## Problem statement
Scan the data below for the string "xlabel". Copy every line where it appears.
**** Information provided
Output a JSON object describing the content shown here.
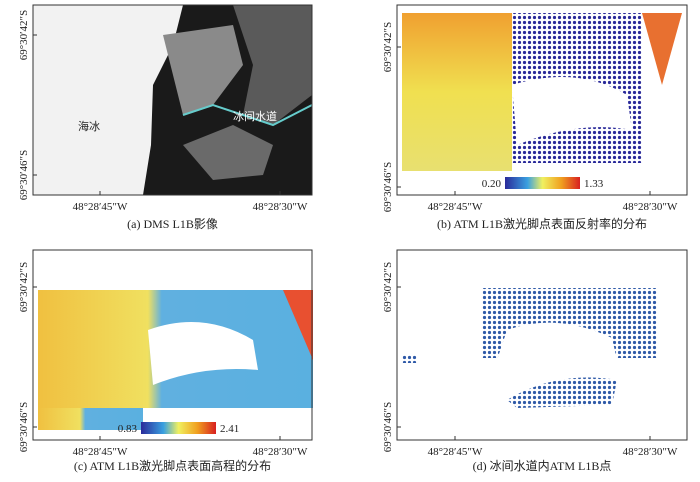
{
  "panels": [
    {
      "caption": "(a) DMS L1B影像",
      "y_ticks": [
        "69°30′42″S",
        "69°30′46″S"
      ],
      "x_ticks": [
        "48°28′45″W",
        "48°28′30″W"
      ],
      "annotations": [
        "海冰",
        "冰间水道"
      ]
    },
    {
      "caption": "(b) ATM L1B激光脚点表面反射率的分布",
      "y_ticks": [
        "69°30′42″S",
        "69°30′46″S"
      ],
      "x_ticks": [
        "48°28′45″W",
        "48°28′30″W"
      ],
      "colorbar": [
        "0.20",
        "1.33"
      ]
    },
    {
      "caption": "(c) ATM L1B激光脚点表面高程的分布",
      "y_ticks": [
        "69°30′42″S",
        "69°30′46″S"
      ],
      "x_ticks": [
        "48°28′45″W",
        "48°28′30″W"
      ],
      "colorbar": [
        "0.83",
        "2.41"
      ]
    },
    {
      "caption": "(d) 冰间水道内ATM L1B点",
      "y_ticks": [
        "69°30′42″S",
        "69°30′46″S"
      ],
      "x_ticks": [
        "48°28′45″W",
        "48°28′30″W"
      ]
    }
  ]
}
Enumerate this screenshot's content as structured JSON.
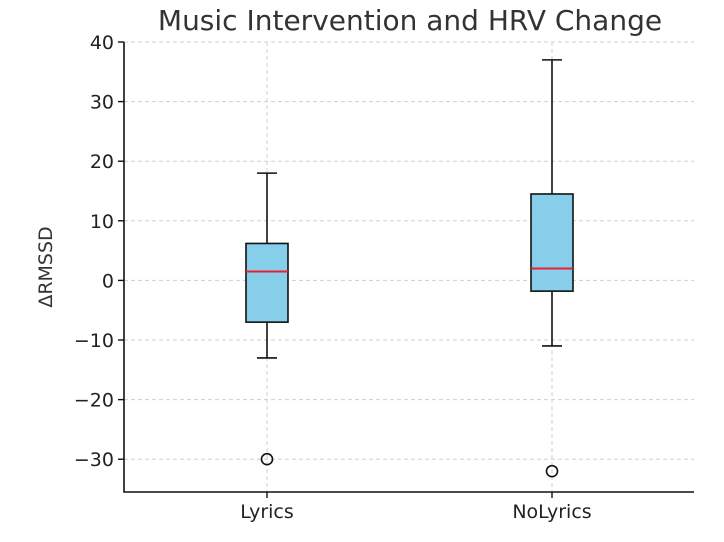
{
  "chart_data": {
    "type": "box",
    "title": "Music Intervention and HRV Change",
    "xlabel": "",
    "ylabel": "ΔRMSSD",
    "ylim": [
      -35.5,
      40
    ],
    "yticks": [
      40,
      30,
      20,
      10,
      0,
      -10,
      -20,
      -30
    ],
    "ytick_labels": [
      "40",
      "30",
      "20",
      "10",
      "0",
      "−10",
      "−20",
      "−30"
    ],
    "grid": true,
    "categories": [
      "Lyrics",
      "NoLyrics"
    ],
    "boxes": [
      {
        "category": "Lyrics",
        "whisker_low": -13,
        "q1": -7,
        "median": 1.5,
        "q3": 6.2,
        "whisker_high": 18,
        "outliers": [
          -30
        ]
      },
      {
        "category": "NoLyrics",
        "whisker_low": -11,
        "q1": -1.8,
        "median": 2,
        "q3": 14.5,
        "whisker_high": 37,
        "outliers": [
          -32
        ]
      }
    ],
    "colors": {
      "box_fill": "#87ceeb",
      "median": "#e8212e",
      "axis": "#111111",
      "grid": "#cfcfcf"
    }
  }
}
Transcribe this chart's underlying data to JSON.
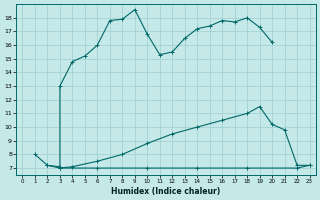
{
  "xlabel": "Humidex (Indice chaleur)",
  "bg_color": "#c5e8e8",
  "grid_color": "#9ecece",
  "line_color": "#006868",
  "xlim": [
    -0.5,
    23.5
  ],
  "ylim": [
    6.5,
    19.0
  ],
  "xticks": [
    0,
    1,
    2,
    3,
    4,
    5,
    6,
    7,
    8,
    9,
    10,
    11,
    12,
    13,
    14,
    15,
    16,
    17,
    18,
    19,
    20,
    21,
    22,
    23
  ],
  "yticks": [
    7,
    8,
    9,
    10,
    11,
    12,
    13,
    14,
    15,
    16,
    17,
    18
  ],
  "line1_x": [
    1,
    2,
    3,
    3,
    4,
    5,
    6,
    7,
    8,
    9,
    10,
    11,
    12,
    13,
    14,
    15,
    16,
    17,
    18,
    19,
    20
  ],
  "line1_y": [
    8,
    7.2,
    7.1,
    13.0,
    14.8,
    15.2,
    16.0,
    17.8,
    17.9,
    18.6,
    16.8,
    15.3,
    15.5,
    16.5,
    17.2,
    17.4,
    17.8,
    17.7,
    18.0,
    17.3,
    16.2
  ],
  "line2_x": [
    3,
    4,
    6,
    8,
    10,
    12,
    14,
    16,
    18,
    19,
    20,
    21,
    22,
    23
  ],
  "line2_y": [
    7.0,
    7.1,
    7.5,
    8.0,
    8.8,
    9.5,
    10.0,
    10.5,
    11.0,
    11.5,
    10.2,
    9.8,
    7.2,
    7.2
  ],
  "line3_x": [
    2,
    3,
    6,
    10,
    14,
    18,
    22,
    23
  ],
  "line3_y": [
    7.2,
    7.0,
    7.0,
    7.0,
    7.0,
    7.0,
    7.0,
    7.2
  ]
}
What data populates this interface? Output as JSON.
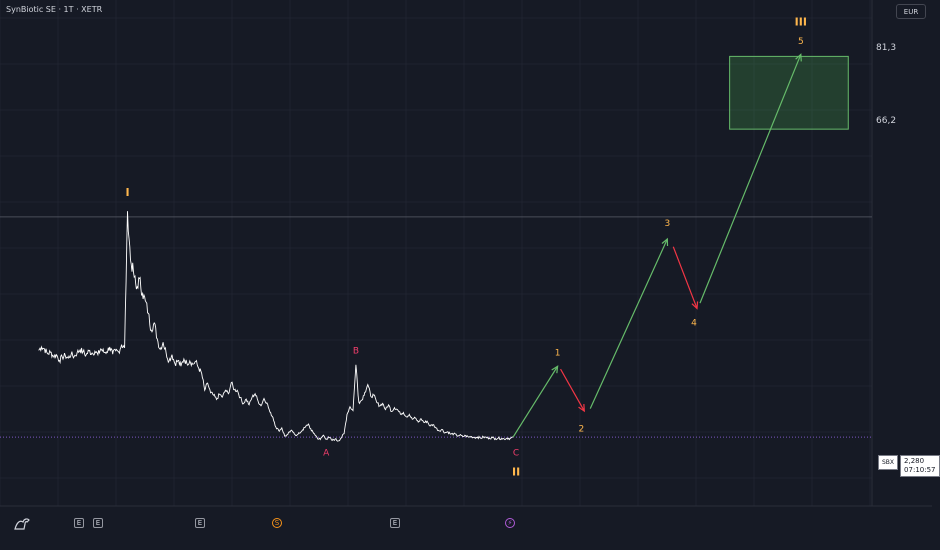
{
  "header": {
    "symbol": "SynBiotic SE · 1T · XETR",
    "currency": "EUR"
  },
  "price_axis": {
    "target_top": "81,3",
    "target_bottom": "66,2"
  },
  "last_price": {
    "ticker": "SBX",
    "price": "2,280",
    "countdown": "07:10:57"
  },
  "events": [
    {
      "id": "e1",
      "symbol": "E",
      "kind": "earnings"
    },
    {
      "id": "e2",
      "symbol": "E",
      "kind": "earnings"
    },
    {
      "id": "e3",
      "symbol": "E",
      "kind": "earnings"
    },
    {
      "id": "s1",
      "symbol": "S",
      "kind": "split"
    },
    {
      "id": "e4",
      "symbol": "E",
      "kind": "earnings"
    },
    {
      "id": "d1",
      "symbol": "⚡",
      "kind": "dividend"
    }
  ],
  "colors": {
    "background": "#161a25",
    "price_line": "#ffffff",
    "wave_label_gold": "#ffb74d",
    "wave_label_pink": "#f23e6c",
    "up_arrow": "#66bb6a",
    "down_arrow": "#f23645",
    "target_box": "#1b5e20",
    "current_price_line": "#7e57c2"
  },
  "chart_data": {
    "type": "line",
    "series": [
      {
        "values": [
          [
            0,
            20.3
          ],
          [
            1,
            21
          ],
          [
            2,
            20.6
          ],
          [
            3,
            19.6
          ],
          [
            4,
            19.9
          ],
          [
            5,
            19.1
          ],
          [
            6,
            19.4
          ],
          [
            7,
            18.2
          ],
          [
            8,
            18.9
          ],
          [
            9,
            19.2
          ],
          [
            10,
            18.7
          ],
          [
            11,
            19.5
          ],
          [
            12,
            19.0
          ],
          [
            13,
            19.8
          ],
          [
            14,
            20.4
          ],
          [
            15,
            20.0
          ],
          [
            16,
            19.3
          ],
          [
            17,
            20.2
          ],
          [
            18,
            19.7
          ],
          [
            19,
            20.1
          ],
          [
            20,
            19.4
          ],
          [
            21,
            20.6
          ],
          [
            22,
            19.9
          ],
          [
            23,
            20.0
          ],
          [
            24,
            21.0
          ],
          [
            25,
            19.5
          ],
          [
            26,
            20.2
          ],
          [
            27,
            20.0
          ],
          [
            28,
            21.5
          ],
          [
            29,
            20.8
          ],
          [
            30,
            49.2
          ],
          [
            31,
            39.0
          ],
          [
            32,
            36.5
          ],
          [
            33,
            33.0
          ],
          [
            34,
            35.2
          ],
          [
            35,
            32.1
          ],
          [
            36,
            30.6
          ],
          [
            37,
            28.0
          ],
          [
            38,
            24.5
          ],
          [
            39,
            26.0
          ],
          [
            40,
            22.7
          ],
          [
            41,
            20.5
          ],
          [
            42,
            22.0
          ],
          [
            43,
            19.8
          ],
          [
            44,
            18.1
          ],
          [
            45,
            19.4
          ],
          [
            46,
            17.5
          ],
          [
            47,
            18.2
          ],
          [
            48,
            17.0
          ],
          [
            49,
            18.5
          ],
          [
            50,
            17.6
          ],
          [
            51,
            18.1
          ],
          [
            52,
            17.4
          ],
          [
            53,
            18.0
          ],
          [
            54,
            16.6
          ],
          [
            55,
            15.5
          ],
          [
            56,
            12.0
          ],
          [
            57,
            13.5
          ],
          [
            58,
            11.5
          ],
          [
            59,
            11.0
          ],
          [
            60,
            10.1
          ],
          [
            61,
            11.2
          ],
          [
            62,
            10.6
          ],
          [
            63,
            12.0
          ],
          [
            64,
            11.3
          ],
          [
            65,
            13.6
          ],
          [
            66,
            12.1
          ],
          [
            67,
            12.0
          ],
          [
            68,
            10.5
          ],
          [
            69,
            9.2
          ],
          [
            70,
            10.2
          ],
          [
            71,
            9.0
          ],
          [
            72,
            10.6
          ],
          [
            73,
            11.3
          ],
          [
            74,
            9.8
          ],
          [
            75,
            8.8
          ],
          [
            76,
            10.3
          ],
          [
            77,
            9.4
          ],
          [
            78,
            7.5
          ],
          [
            79,
            6.4
          ],
          [
            80,
            4.4
          ],
          [
            81,
            3.6
          ],
          [
            82,
            4.2
          ],
          [
            83,
            2.5
          ],
          [
            84,
            2.8
          ],
          [
            85,
            3.6
          ],
          [
            86,
            3.3
          ],
          [
            87,
            2.6
          ],
          [
            88,
            3.1
          ],
          [
            89,
            3.8
          ],
          [
            90,
            4.4
          ],
          [
            91,
            5.0
          ],
          [
            92,
            3.6
          ],
          [
            93,
            3.0
          ],
          [
            94,
            2.1
          ],
          [
            95,
            1.8
          ],
          [
            96,
            2.7
          ],
          [
            97,
            1.9
          ],
          [
            98,
            2.2
          ],
          [
            99,
            1.6
          ],
          [
            100,
            1.9
          ],
          [
            101,
            1.5
          ],
          [
            102,
            2.1
          ],
          [
            103,
            3.0
          ],
          [
            104,
            7.0
          ],
          [
            105,
            8.6
          ],
          [
            106,
            7.8
          ],
          [
            107,
            17.3
          ],
          [
            108,
            9.5
          ],
          [
            109,
            10.0
          ],
          [
            110,
            11.6
          ],
          [
            111,
            13.2
          ],
          [
            112,
            10.8
          ],
          [
            113,
            11.0
          ],
          [
            114,
            9.5
          ],
          [
            115,
            8.8
          ],
          [
            116,
            9.3
          ],
          [
            117,
            8.0
          ],
          [
            118,
            9.0
          ],
          [
            119,
            7.6
          ],
          [
            120,
            8.4
          ],
          [
            121,
            8.0
          ],
          [
            122,
            7.1
          ],
          [
            123,
            7.4
          ],
          [
            124,
            6.5
          ],
          [
            125,
            7.0
          ],
          [
            126,
            6.0
          ],
          [
            127,
            6.3
          ],
          [
            128,
            5.4
          ],
          [
            129,
            6.1
          ],
          [
            130,
            5.3
          ],
          [
            131,
            5.6
          ],
          [
            132,
            4.6
          ],
          [
            133,
            4.9
          ],
          [
            134,
            4.2
          ],
          [
            135,
            3.6
          ],
          [
            136,
            3.9
          ],
          [
            137,
            3.2
          ],
          [
            138,
            3.4
          ],
          [
            139,
            2.9
          ],
          [
            140,
            3.0
          ],
          [
            141,
            2.6
          ],
          [
            142,
            2.7
          ],
          [
            143,
            2.4
          ],
          [
            144,
            2.6
          ],
          [
            145,
            2.3
          ],
          [
            146,
            2.4
          ],
          [
            147,
            2.2
          ],
          [
            148,
            2.3
          ],
          [
            149,
            2.1
          ],
          [
            150,
            2.3
          ],
          [
            151,
            2.2
          ],
          [
            152,
            2.1
          ],
          [
            153,
            2.2
          ],
          [
            154,
            2.0
          ],
          [
            155,
            2.1
          ],
          [
            156,
            2.0
          ],
          [
            157,
            1.9
          ],
          [
            158,
            2.1
          ],
          [
            159,
            2.0
          ],
          [
            160,
            2.3
          ]
        ]
      }
    ],
    "wave_labels": [
      {
        "label": "I",
        "x": 30,
        "y": 53.0,
        "color": "#ffb74d",
        "bold": true
      },
      {
        "label": "A",
        "x": 97,
        "y": -1.0,
        "color": "#f23e6c"
      },
      {
        "label": "B",
        "x": 107,
        "y": 20.2,
        "color": "#f23e6c"
      },
      {
        "label": "C",
        "x": 161,
        "y": -1.0,
        "color": "#f23e6c"
      },
      {
        "label": "II",
        "x": 161,
        "y": -5.0,
        "color": "#ffb74d",
        "bold": true
      },
      {
        "label": "1",
        "x": 175,
        "y": 19.8,
        "color": "#ffb74d"
      },
      {
        "label": "2",
        "x": 183,
        "y": 4.0,
        "color": "#ffb74d"
      },
      {
        "label": "3",
        "x": 212,
        "y": 46.6,
        "color": "#ffb74d"
      },
      {
        "label": "4",
        "x": 221,
        "y": 26.0,
        "color": "#ffb74d"
      },
      {
        "label": "III",
        "x": 257,
        "y": 88.3,
        "color": "#ffb74d",
        "bold": true
      },
      {
        "label": "5",
        "x": 257,
        "y": 84.4,
        "color": "#ffb74d"
      }
    ],
    "projection": [
      {
        "from": [
          160,
          2.3
        ],
        "to": [
          175,
          17.0
        ],
        "direction": "up"
      },
      {
        "from": [
          176,
          16.4
        ],
        "to": [
          184,
          7.7
        ],
        "direction": "down"
      },
      {
        "from": [
          186,
          8.2
        ],
        "to": [
          212,
          43.4
        ],
        "direction": "up"
      },
      {
        "from": [
          214,
          41.8
        ],
        "to": [
          222,
          29.0
        ],
        "direction": "down"
      },
      {
        "from": [
          223,
          30.1
        ],
        "to": [
          257,
          81.7
        ],
        "direction": "up"
      }
    ],
    "target_zone": {
      "x_range": [
        233,
        273
      ],
      "y_range": [
        66.2,
        81.3
      ]
    },
    "hlines": [
      {
        "y": 48.0,
        "color": "#4a4e59"
      },
      {
        "y": 2.28,
        "color": "#7e57c2",
        "dashed": true
      }
    ],
    "xlim": [
      -13,
      281
    ],
    "ylim": [
      -12,
      93
    ]
  }
}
********
## Reply to the exercise
    "xlabel": "",
  "xlabel": "Humidex (Indice chaleur)",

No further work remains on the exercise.